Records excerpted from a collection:
--- begin ---

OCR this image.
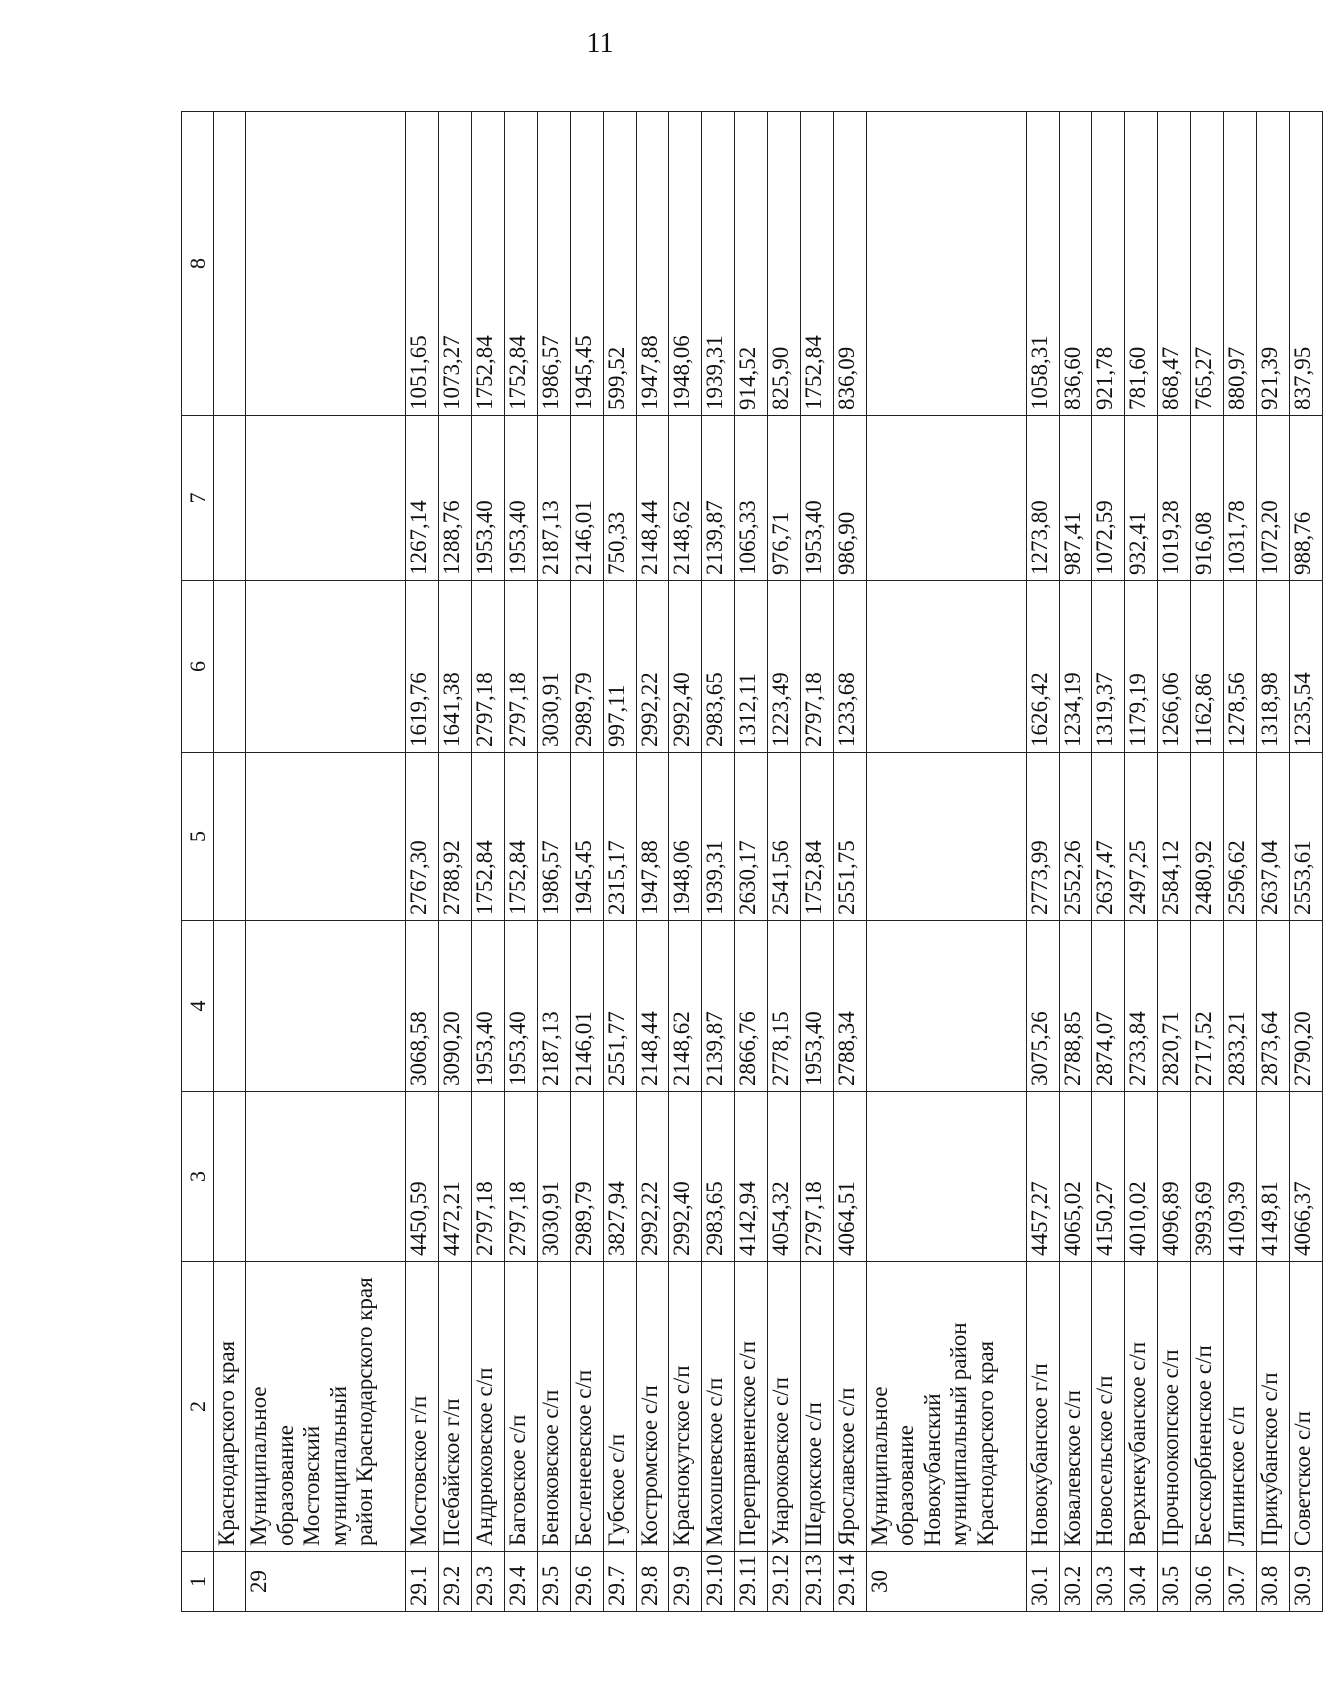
11
1	2	3	4	5	6	7	8
	Краснодарского края						
29	Муниципальное образование Мостовский муниципальный район Краснодарского края						

29.1	Мостовское г/п	4450,59	3068,58	2767,30	1619,76	1267,14	1051,65
29.2	Псебайское г/п	4472,21	3090,20	2788,92	1641,38	1288,76	1073,27
29.3	Андрюковское с/п	2797,18	1953,40	1752,84	2797,18	1953,40	1752,84
29.4	Баговское с/п	2797,18	1953,40	1752,84	2797,18	1953,40	1752,84
29.5	Беноковское с/п	3030,91	2187,13	1986,57	3030,91	2187,13	1986,57
29.6	Бесленеевское с/п	2989,79	2146,01	1945,45	2989,79	2146,01	1945,45
29.7	Губское с/п	3827,94	2551,77	2315,17	997,11	750,33	599,52
29.8	Костромское с/п	2992,22	2148,44	1947,88	2992,22	2148,44	1947,88
29.9	Краснокутское с/п	2992,40	2148,62	1948,06	2992,40	2148,62	1948,06
29.10	Махошевское с/п	2983,65	2139,87	1939,31	2983,65	2139,87	1939,31
29.11	Переправненское с/п	4142,94	2866,76	2630,17	1312,11	1065,33	914,52
29.12	Унароковское с/п	4054,32	2778,15	2541,56	1223,49	976,71	825,90
29.13	Шедокское с/п	2797,18	1953,40	1752,84	2797,18	1953,40	1752,84
29.14	Ярославское с/п	4064,51	2788,34	2551,75	1233,68	986,90	836,09
30	Муниципальное образование Новокубанский муниципальный район Краснодарского края						

30.1	Новокубанское г/п	4457,27	3075,26	2773,99	1626,42	1273,80	1058,31
30.2	Ковалевское с/п	4065,02	2788,85	2552,26	1234,19	987,41	836,60
30.3	Новосельское с/п	4150,27	2874,07	2637,47	1319,37	1072,59	921,78
30.4	Верхнекубанское с/п	4010,02	2733,84	2497,25	1179,19	932,41	781,60
30.5	Прочноокопское с/п	4096,89	2820,71	2584,12	1266,06	1019,28	868,47
30.6	Бесскорбненское с/п	3993,69	2717,52	2480,92	1162,86	916,08	765,27
30.7	Ляпинское с/п	4109,39	2833,21	2596,62	1278,56	1031,78	880,97
30.8	Прикубанское с/п	4149,81	2873,64	2637,04	1318,98	1072,20	921,39
30.9	Советское с/п	4066,37	2790,20	2553,61	1235,54	988,76	837,95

--- end ---

## [Task details]
Gather every line from the listing above in which "образование" appears, and copy those lines.

## [Solution]
29	Муниципальное образование Мостовский муниципальный район Краснодарского края						
30	Муниципальное образование Новокубанский муниципальный район Краснодарского края						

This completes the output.